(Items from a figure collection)
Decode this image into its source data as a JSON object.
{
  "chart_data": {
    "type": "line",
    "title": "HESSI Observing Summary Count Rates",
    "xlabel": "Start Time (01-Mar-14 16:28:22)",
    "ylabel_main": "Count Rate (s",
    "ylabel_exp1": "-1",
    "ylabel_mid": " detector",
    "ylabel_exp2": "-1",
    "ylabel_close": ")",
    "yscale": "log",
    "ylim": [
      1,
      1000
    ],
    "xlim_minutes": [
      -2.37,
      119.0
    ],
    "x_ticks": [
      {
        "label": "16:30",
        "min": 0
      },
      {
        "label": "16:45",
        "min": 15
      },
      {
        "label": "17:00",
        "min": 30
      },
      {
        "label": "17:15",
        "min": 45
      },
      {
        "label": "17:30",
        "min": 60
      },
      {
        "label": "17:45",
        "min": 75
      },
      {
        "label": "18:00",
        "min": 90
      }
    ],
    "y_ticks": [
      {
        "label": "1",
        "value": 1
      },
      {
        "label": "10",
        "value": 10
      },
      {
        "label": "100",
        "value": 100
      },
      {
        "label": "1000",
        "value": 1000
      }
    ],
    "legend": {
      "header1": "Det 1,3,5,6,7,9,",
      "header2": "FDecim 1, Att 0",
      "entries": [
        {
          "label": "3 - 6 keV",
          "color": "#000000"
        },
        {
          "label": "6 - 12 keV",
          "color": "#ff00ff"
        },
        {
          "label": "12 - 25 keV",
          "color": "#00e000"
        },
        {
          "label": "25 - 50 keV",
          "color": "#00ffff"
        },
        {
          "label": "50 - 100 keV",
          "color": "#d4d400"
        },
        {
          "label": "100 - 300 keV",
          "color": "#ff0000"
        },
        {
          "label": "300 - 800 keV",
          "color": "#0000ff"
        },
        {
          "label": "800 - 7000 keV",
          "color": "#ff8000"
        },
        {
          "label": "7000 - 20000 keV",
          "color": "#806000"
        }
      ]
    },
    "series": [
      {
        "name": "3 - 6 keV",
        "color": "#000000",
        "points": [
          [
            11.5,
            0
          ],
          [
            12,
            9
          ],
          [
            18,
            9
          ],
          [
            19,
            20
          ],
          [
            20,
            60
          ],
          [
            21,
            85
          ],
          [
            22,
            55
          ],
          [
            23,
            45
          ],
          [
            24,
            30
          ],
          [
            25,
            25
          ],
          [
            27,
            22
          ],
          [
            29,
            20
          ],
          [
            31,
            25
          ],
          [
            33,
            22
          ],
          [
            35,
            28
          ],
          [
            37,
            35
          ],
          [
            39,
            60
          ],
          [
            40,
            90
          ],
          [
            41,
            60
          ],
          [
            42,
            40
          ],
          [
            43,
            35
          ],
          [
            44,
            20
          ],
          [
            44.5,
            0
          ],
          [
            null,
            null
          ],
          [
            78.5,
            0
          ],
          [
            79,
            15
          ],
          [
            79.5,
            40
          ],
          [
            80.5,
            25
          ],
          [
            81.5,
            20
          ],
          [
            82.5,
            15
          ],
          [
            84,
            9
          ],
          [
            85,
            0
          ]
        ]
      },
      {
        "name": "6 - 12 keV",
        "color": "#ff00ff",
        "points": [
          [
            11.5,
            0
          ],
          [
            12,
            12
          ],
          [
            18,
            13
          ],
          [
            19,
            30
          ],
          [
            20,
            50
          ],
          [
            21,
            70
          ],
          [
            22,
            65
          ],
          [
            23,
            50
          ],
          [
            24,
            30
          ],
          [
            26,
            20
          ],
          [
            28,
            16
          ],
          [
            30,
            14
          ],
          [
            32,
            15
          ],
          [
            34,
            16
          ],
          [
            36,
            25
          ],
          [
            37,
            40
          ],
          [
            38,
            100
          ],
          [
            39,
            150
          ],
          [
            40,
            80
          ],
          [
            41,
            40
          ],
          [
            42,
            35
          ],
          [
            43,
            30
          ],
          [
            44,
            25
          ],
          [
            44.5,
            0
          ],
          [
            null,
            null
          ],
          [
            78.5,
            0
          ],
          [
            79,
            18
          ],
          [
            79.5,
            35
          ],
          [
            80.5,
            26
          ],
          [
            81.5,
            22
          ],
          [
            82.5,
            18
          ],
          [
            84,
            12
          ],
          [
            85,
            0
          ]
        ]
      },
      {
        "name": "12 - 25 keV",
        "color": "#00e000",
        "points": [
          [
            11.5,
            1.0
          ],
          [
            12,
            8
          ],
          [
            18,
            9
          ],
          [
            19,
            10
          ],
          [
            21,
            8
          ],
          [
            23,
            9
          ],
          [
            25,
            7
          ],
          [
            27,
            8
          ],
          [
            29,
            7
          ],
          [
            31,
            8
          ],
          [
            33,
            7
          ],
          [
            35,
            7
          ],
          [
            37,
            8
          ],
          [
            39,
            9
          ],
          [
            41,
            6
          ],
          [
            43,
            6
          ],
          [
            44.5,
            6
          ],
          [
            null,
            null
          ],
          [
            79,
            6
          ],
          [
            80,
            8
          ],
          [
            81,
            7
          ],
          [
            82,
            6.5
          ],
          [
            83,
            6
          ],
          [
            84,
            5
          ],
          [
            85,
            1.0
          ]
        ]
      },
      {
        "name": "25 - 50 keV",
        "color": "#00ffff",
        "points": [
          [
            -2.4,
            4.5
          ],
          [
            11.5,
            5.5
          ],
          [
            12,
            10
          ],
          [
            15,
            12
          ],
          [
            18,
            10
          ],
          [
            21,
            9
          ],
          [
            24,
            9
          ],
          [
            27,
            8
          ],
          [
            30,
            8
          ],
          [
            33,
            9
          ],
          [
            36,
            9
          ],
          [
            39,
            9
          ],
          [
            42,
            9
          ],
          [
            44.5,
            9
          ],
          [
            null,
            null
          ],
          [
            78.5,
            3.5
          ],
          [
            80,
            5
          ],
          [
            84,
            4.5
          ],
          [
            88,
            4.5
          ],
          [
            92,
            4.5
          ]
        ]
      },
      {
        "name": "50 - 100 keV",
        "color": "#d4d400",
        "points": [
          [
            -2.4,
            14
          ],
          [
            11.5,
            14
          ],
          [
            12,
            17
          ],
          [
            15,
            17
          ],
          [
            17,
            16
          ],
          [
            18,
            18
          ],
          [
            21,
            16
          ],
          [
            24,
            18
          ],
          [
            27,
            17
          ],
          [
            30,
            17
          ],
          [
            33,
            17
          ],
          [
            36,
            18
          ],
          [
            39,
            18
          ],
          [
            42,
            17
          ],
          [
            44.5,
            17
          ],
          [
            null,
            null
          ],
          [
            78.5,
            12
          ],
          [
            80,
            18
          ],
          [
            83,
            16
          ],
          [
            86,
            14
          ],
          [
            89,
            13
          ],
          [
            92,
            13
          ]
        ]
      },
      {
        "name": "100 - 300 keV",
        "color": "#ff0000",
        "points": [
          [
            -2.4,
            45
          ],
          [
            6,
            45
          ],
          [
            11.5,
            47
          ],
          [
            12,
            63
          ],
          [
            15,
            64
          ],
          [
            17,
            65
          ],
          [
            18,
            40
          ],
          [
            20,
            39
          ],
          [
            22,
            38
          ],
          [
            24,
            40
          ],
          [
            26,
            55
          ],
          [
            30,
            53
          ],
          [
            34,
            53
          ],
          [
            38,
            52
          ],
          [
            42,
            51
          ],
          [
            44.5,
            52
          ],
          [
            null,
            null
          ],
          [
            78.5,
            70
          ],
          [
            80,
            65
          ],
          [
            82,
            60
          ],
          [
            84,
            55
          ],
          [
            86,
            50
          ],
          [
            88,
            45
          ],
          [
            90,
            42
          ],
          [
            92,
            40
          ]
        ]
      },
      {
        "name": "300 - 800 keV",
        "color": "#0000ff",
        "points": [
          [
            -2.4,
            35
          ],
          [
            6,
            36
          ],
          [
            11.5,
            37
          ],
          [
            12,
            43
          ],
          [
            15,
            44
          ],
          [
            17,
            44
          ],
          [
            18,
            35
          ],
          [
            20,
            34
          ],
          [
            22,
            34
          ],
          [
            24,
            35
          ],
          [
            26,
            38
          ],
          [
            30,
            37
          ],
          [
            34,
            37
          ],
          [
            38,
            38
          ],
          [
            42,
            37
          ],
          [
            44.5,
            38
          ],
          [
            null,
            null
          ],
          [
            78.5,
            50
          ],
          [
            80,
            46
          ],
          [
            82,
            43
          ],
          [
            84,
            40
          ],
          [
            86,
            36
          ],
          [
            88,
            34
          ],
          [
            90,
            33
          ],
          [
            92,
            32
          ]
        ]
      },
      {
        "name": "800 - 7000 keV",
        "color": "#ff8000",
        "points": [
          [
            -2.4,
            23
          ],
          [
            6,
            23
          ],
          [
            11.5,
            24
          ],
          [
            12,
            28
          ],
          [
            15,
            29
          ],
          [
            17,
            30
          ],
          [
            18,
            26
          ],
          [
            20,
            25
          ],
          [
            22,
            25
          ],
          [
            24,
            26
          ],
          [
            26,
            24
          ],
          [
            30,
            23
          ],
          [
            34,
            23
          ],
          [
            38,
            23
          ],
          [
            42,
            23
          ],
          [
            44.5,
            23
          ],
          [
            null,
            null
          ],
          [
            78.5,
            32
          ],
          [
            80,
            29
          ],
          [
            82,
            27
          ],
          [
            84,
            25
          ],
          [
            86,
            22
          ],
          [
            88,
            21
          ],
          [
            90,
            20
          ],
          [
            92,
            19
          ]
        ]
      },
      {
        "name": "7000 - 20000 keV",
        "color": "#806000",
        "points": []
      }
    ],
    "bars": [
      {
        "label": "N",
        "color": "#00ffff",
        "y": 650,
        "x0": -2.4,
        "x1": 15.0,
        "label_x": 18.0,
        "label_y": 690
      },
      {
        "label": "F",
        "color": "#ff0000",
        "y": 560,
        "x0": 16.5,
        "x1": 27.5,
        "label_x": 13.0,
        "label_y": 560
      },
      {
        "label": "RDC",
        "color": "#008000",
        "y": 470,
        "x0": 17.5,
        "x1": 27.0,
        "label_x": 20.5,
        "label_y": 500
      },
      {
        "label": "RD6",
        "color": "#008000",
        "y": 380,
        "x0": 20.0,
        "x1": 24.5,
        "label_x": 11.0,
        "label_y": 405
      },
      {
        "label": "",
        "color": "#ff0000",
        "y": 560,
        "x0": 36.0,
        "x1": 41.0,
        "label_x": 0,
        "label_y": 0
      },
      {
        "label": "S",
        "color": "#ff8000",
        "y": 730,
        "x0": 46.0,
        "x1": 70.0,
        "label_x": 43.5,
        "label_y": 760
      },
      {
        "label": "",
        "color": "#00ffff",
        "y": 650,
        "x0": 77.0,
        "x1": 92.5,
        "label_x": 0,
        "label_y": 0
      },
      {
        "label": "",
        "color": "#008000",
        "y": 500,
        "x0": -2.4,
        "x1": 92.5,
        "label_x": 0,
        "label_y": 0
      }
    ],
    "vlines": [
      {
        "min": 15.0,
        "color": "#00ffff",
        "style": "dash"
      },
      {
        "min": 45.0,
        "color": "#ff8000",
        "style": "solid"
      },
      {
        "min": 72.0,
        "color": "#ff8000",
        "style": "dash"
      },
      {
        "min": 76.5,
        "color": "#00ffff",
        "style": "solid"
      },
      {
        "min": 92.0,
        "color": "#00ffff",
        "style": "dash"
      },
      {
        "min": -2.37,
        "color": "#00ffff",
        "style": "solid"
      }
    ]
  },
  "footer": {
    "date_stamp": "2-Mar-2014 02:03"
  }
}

§ **WHAT YOU ARE ASKED TO DO**
Considering only the records above, state the number of lines that include the word "value", with nothing added.

§ **THE RESULT**
4